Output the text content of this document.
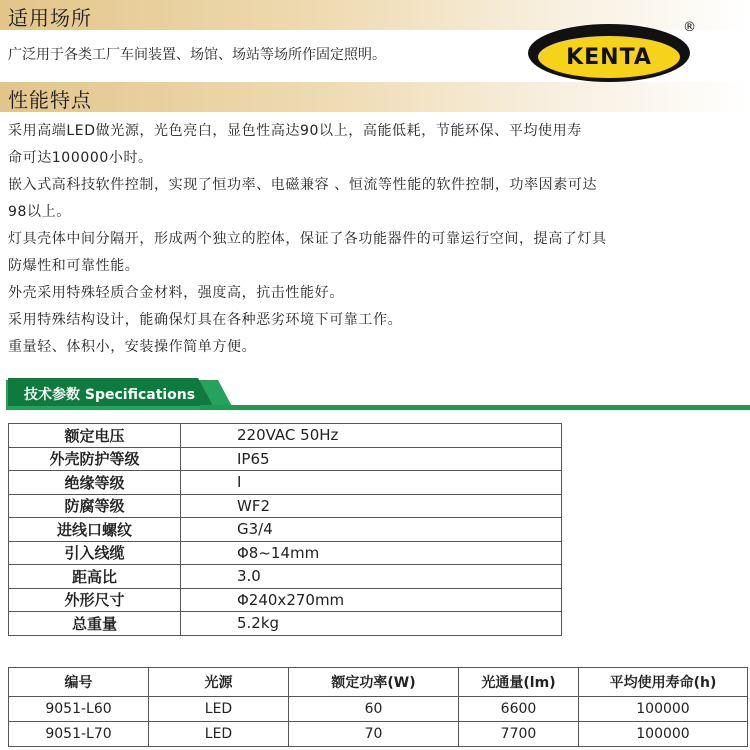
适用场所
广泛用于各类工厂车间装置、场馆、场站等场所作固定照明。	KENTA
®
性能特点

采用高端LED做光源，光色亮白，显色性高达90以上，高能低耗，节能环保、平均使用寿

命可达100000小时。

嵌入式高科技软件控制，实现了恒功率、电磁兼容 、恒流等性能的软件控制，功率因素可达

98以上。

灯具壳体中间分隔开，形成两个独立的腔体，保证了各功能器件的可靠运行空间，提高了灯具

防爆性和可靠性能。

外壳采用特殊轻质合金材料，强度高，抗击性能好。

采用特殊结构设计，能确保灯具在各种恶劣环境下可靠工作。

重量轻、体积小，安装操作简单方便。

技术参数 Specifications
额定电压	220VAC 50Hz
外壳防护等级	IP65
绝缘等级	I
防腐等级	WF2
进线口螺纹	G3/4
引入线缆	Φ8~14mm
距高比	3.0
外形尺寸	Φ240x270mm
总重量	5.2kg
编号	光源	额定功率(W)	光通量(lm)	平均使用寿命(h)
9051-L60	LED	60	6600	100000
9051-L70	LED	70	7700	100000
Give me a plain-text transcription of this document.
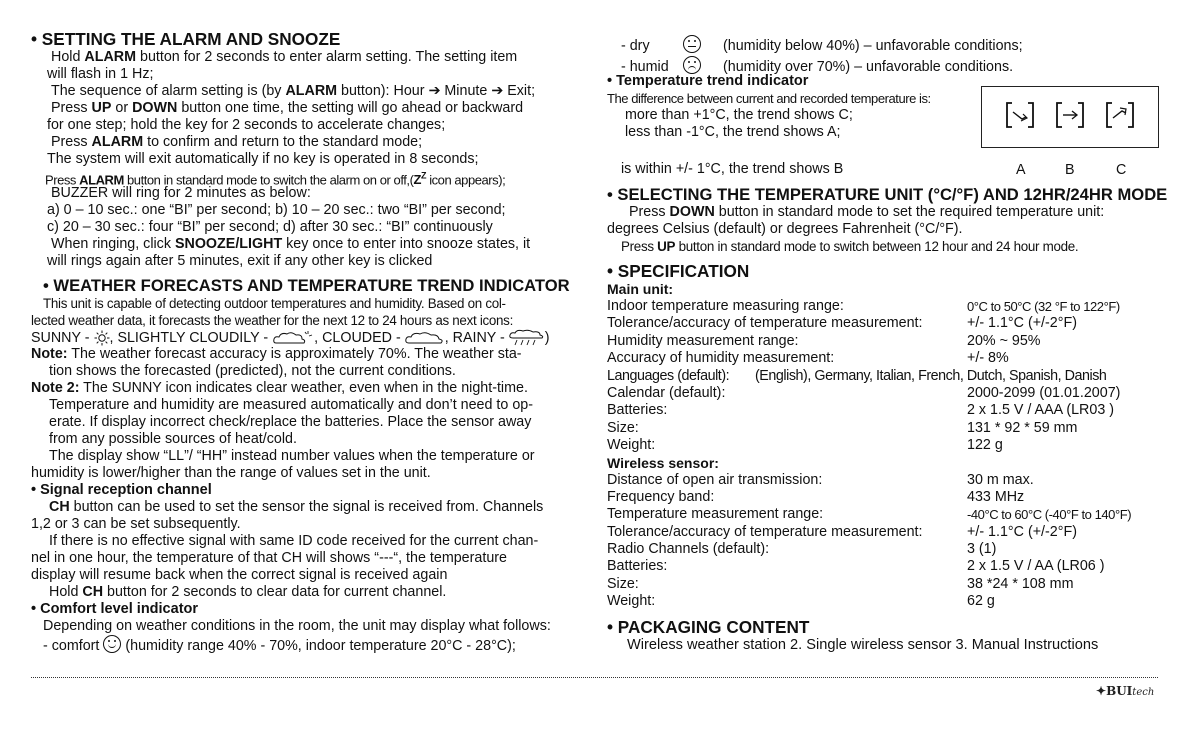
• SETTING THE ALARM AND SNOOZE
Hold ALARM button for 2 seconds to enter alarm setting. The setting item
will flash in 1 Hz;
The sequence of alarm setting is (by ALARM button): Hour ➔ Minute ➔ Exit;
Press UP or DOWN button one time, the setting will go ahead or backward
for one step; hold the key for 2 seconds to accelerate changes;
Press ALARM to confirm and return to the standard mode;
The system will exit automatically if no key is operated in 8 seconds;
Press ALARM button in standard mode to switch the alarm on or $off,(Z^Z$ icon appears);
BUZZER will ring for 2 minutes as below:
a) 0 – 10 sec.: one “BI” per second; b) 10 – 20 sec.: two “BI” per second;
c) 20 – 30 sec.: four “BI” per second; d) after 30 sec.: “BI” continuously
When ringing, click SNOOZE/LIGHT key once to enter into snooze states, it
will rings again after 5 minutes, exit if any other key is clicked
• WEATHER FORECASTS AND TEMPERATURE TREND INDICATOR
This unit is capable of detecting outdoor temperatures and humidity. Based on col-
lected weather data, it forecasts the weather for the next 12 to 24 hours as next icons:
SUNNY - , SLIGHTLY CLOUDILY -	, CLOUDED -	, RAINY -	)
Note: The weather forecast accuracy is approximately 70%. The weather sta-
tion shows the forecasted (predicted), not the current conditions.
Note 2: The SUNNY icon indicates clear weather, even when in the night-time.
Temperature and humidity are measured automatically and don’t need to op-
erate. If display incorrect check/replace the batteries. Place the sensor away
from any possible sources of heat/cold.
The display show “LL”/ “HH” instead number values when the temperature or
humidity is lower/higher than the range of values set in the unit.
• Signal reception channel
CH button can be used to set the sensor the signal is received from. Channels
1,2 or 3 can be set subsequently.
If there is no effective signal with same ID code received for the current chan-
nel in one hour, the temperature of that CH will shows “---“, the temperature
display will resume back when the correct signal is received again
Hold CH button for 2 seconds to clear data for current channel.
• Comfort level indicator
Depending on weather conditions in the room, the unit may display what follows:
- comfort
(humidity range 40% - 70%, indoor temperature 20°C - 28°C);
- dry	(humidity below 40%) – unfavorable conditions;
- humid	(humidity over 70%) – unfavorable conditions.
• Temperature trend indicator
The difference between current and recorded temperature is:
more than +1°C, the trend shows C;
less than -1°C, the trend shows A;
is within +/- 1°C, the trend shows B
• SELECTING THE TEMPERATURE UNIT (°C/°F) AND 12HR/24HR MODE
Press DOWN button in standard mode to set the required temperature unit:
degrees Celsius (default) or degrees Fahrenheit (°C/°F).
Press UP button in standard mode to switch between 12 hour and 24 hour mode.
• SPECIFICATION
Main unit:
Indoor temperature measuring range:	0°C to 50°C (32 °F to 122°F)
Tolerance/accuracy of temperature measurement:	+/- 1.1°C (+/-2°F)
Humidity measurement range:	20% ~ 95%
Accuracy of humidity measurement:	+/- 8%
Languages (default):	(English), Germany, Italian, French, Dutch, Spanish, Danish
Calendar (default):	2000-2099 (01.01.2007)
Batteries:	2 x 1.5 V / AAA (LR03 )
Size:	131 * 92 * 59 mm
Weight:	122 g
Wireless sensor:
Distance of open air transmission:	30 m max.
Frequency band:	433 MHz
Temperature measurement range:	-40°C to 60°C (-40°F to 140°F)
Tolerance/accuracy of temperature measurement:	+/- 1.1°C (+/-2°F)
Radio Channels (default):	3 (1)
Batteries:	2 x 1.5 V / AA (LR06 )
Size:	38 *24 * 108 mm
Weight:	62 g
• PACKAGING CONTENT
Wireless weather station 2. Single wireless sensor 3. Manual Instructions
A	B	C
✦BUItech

● ● ● ● ●

Copy out every line of the data that includes the word "display".

erate. If display incorrect check/replace the batteries. Place the sensor away
The display show “LL”/ “HH” instead number values when the temperature or
display will resume back when the correct signal is received again
Depending on weather conditions in the room, the unit may display what follows:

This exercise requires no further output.